Records from a dataset
· · · · ·

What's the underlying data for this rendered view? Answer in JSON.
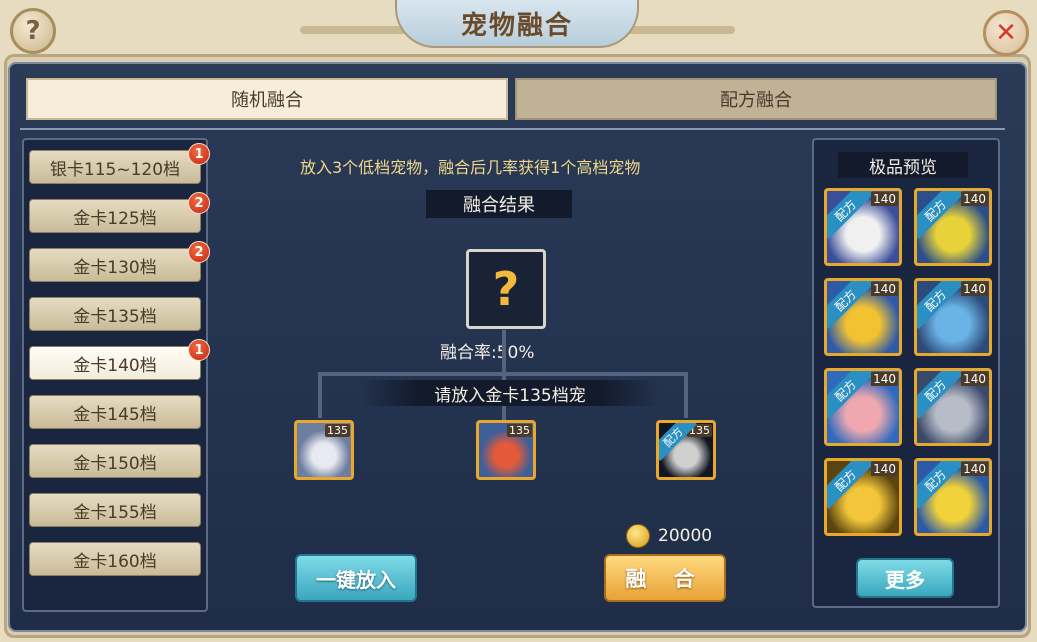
{
  "title": "宠物融合",
  "help_label": "?",
  "close_label": "✕",
  "tabs": [
    {
      "label": "随机融合",
      "active": true
    },
    {
      "label": "配方融合",
      "active": false
    }
  ],
  "tiers": [
    {
      "label": "银卡115~120档",
      "badge": "1"
    },
    {
      "label": "金卡125档",
      "badge": "2"
    },
    {
      "label": "金卡130档",
      "badge": "2"
    },
    {
      "label": "金卡135档",
      "badge": ""
    },
    {
      "label": "金卡140档",
      "badge": "1"
    },
    {
      "label": "金卡145档",
      "badge": ""
    },
    {
      "label": "金卡150档",
      "badge": ""
    },
    {
      "label": "金卡155档",
      "badge": ""
    },
    {
      "label": "金卡160档",
      "badge": ""
    }
  ],
  "selected_tier_index": 4,
  "main": {
    "hint": "放入3个低档宠物，融合后几率获得1个高档宠物",
    "result_label": "融合结果",
    "result_placeholder": "?",
    "rate": "融合率:50%",
    "need_label": "请放入金卡135档宠",
    "slots": [
      {
        "level": "135",
        "recipe": false,
        "colors": [
          "#6d7ea0",
          "#e9e9f2"
        ]
      },
      {
        "level": "135",
        "recipe": false,
        "colors": [
          "#3e5f9a",
          "#e25a3a"
        ]
      },
      {
        "level": "135",
        "recipe": true,
        "recipe_label": "配方",
        "colors": [
          "#111722",
          "#cfcfcf"
        ]
      }
    ],
    "cost_value": "20000",
    "auto_button": "一键放入",
    "fuse_button": "融 合"
  },
  "preview": {
    "title": "极品预览",
    "items": [
      {
        "level": "140",
        "tag": "配方",
        "colors": [
          "#3a4f9a",
          "#f0f0f0"
        ]
      },
      {
        "level": "140",
        "tag": "配方",
        "colors": [
          "#2a4f8a",
          "#e7d23a"
        ]
      },
      {
        "level": "140",
        "tag": "配方",
        "colors": [
          "#2e5aa8",
          "#f3c233"
        ]
      },
      {
        "level": "140",
        "tag": "配方",
        "colors": [
          "#2c4a7a",
          "#6ab3e6"
        ]
      },
      {
        "level": "140",
        "tag": "配方",
        "colors": [
          "#2f6bbd",
          "#f0a8b0"
        ]
      },
      {
        "level": "140",
        "tag": "配方",
        "colors": [
          "#3a4a6a",
          "#b8bcc8"
        ]
      },
      {
        "level": "140",
        "tag": "配方",
        "colors": [
          "#5a4510",
          "#f2c53a"
        ]
      },
      {
        "level": "140",
        "tag": "配方",
        "colors": [
          "#2a5aa8",
          "#f2d23a"
        ]
      }
    ],
    "more_button": "更多"
  }
}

· · · · ·

__WHAT IS NEEDED__:
Every line above should be repeated exactly; pictures stay out of the copy.

__PROBLEM SOLUTION__:
What's the underlying data for this rendered view? Answer in JSON.
{
  "title": "宠物融合",
  "help_label": "?",
  "close_label": "✕",
  "tabs": [
    {
      "label": "随机融合",
      "active": true
    },
    {
      "label": "配方融合",
      "active": false
    }
  ],
  "tiers": [
    {
      "label": "银卡115~120档",
      "badge": "1"
    },
    {
      "label": "金卡125档",
      "badge": "2"
    },
    {
      "label": "金卡130档",
      "badge": "2"
    },
    {
      "label": "金卡135档",
      "badge": ""
    },
    {
      "label": "金卡140档",
      "badge": "1"
    },
    {
      "label": "金卡145档",
      "badge": ""
    },
    {
      "label": "金卡150档",
      "badge": ""
    },
    {
      "label": "金卡155档",
      "badge": ""
    },
    {
      "label": "金卡160档",
      "badge": ""
    }
  ],
  "selected_tier_index": 4,
  "main": {
    "hint": "放入3个低档宠物，融合后几率获得1个高档宠物",
    "result_label": "融合结果",
    "result_placeholder": "?",
    "rate": "融合率:50%",
    "need_label": "请放入金卡135档宠",
    "slots": [
      {
        "level": "135",
        "recipe": false,
        "colors": [
          "#6d7ea0",
          "#e9e9f2"
        ]
      },
      {
        "level": "135",
        "recipe": false,
        "colors": [
          "#3e5f9a",
          "#e25a3a"
        ]
      },
      {
        "level": "135",
        "recipe": true,
        "recipe_label": "配方",
        "colors": [
          "#111722",
          "#cfcfcf"
        ]
      }
    ],
    "cost_value": "20000",
    "auto_button": "一键放入",
    "fuse_button": "融 合"
  },
  "preview": {
    "title": "极品预览",
    "items": [
      {
        "level": "140",
        "tag": "配方",
        "colors": [
          "#3a4f9a",
          "#f0f0f0"
        ]
      },
      {
        "level": "140",
        "tag": "配方",
        "colors": [
          "#2a4f8a",
          "#e7d23a"
        ]
      },
      {
        "level": "140",
        "tag": "配方",
        "colors": [
          "#2e5aa8",
          "#f3c233"
        ]
      },
      {
        "level": "140",
        "tag": "配方",
        "colors": [
          "#2c4a7a",
          "#6ab3e6"
        ]
      },
      {
        "level": "140",
        "tag": "配方",
        "colors": [
          "#2f6bbd",
          "#f0a8b0"
        ]
      },
      {
        "level": "140",
        "tag": "配方",
        "colors": [
          "#3a4a6a",
          "#b8bcc8"
        ]
      },
      {
        "level": "140",
        "tag": "配方",
        "colors": [
          "#5a4510",
          "#f2c53a"
        ]
      },
      {
        "level": "140",
        "tag": "配方",
        "colors": [
          "#2a5aa8",
          "#f2d23a"
        ]
      }
    ],
    "more_button": "更多"
  }
}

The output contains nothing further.